▶ Aufgabenstellung:
Welche Ziffern der Ergebnisse der einzelnen Wahllokale untersuchen Breunig und Goerres laut dem folgenden Text zu Benfords Gesetz?

▶ Gegebener Text:
“Searching for electoral irregularities in an established democracy:
Applying Benford’s Law tests to Bundestag elections in Unified Germany”
Im neuen Heft von Electoral Studies erscheint der Artikel “Searching for electoral irregularities in an established democracy: Applying Benford’s Law tests to Bundestag elections in Unified Germany” von Christian Breunig und Achim Goerres. Den Autoren zufolge handelt es sich um die erste Arbeit, die Ergebnisse deutscher Bundestagswahlen unter statistischen Gesichtspunkten (Benfords Gesetz) auf mögliche Manipulationen überprüft. (Ähnliche Untersuchungen zu Wahlen in anderen Ländern gab es schon häufig, sogar hier auf den scienceblogs gab es damals einen Artikel über den Wahlbetrug im Iran.)
Zur Methodik: es werden die Ergebnisse der großen Parteien in den einzelnen Wahllokalen innerhalb eines Wahlkreises bei den fünf Bundestagswahlen 1990-2005 untersucht. Bekanntlich macht Benfords Gesetz Aussagen über die Häufigkeit von Ziffern in empirischen Datensätzen. Zum Beispiel als erste Ziffer hat man 30% die ‘1’ und nur zu 4,5% die ‘9’, als zweite Ziffer hat man 12% die ‘1’ und nur zu 8,5% die ‘9’. Die Autoren Breunig-Goerres untersuchen in ihrer Studie nicht die ersten, sondern die zweiten Ziffern der Ergebnisse der einzelnen Wahllokale:
Mebane (2006) argues that the frequencies of the numerals of election counts at precinct level approximate a Benford distribution for the second digit. They must do so because the aggregate distribution of numerals does not result from one random process. Instead, it stems from a mixture of several intersecting processes (such as multiple decisions whether to vote or not, decisions among a given set of menus that vary across districts, voting technology etc.) (see also Mebane, 2008). Other researchers have used the first digit of election results (Roukema, 2009); however Mebane rightly argues that the first digit cannot vary enough e.g., if a candidate benefits from similar popularity in precincts of similar magnitude. The second digit provides us with the opportunity to employ Benford’s Law for studying voting irregularities. In fact, Mebane’s empirical tests with various kinds of empirical data from the USA, Mexico, Iran and with artificial data simulating fraudulent elections corroborated the 2BL.

▶ Datenblock:

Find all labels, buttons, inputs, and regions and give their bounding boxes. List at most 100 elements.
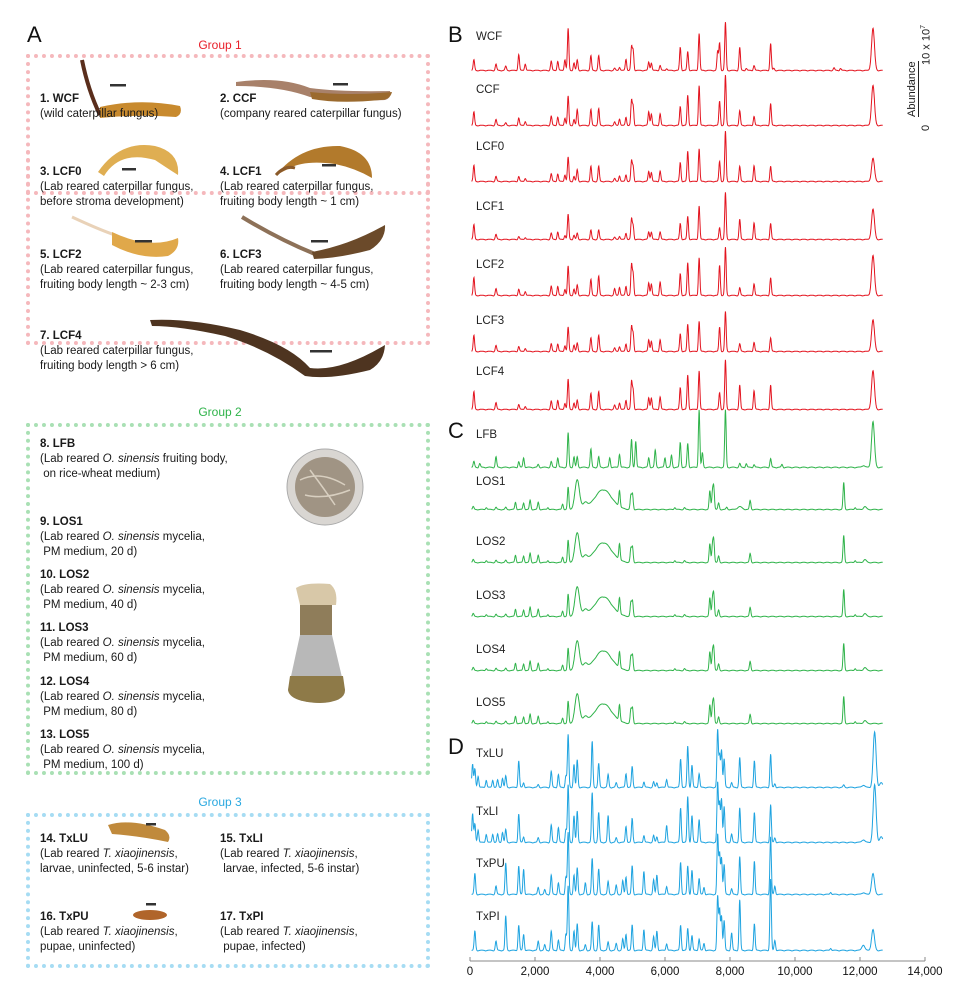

▶ Ergebnis:
Sie untersuchen die zweiten Ziffern, nicht die ersten.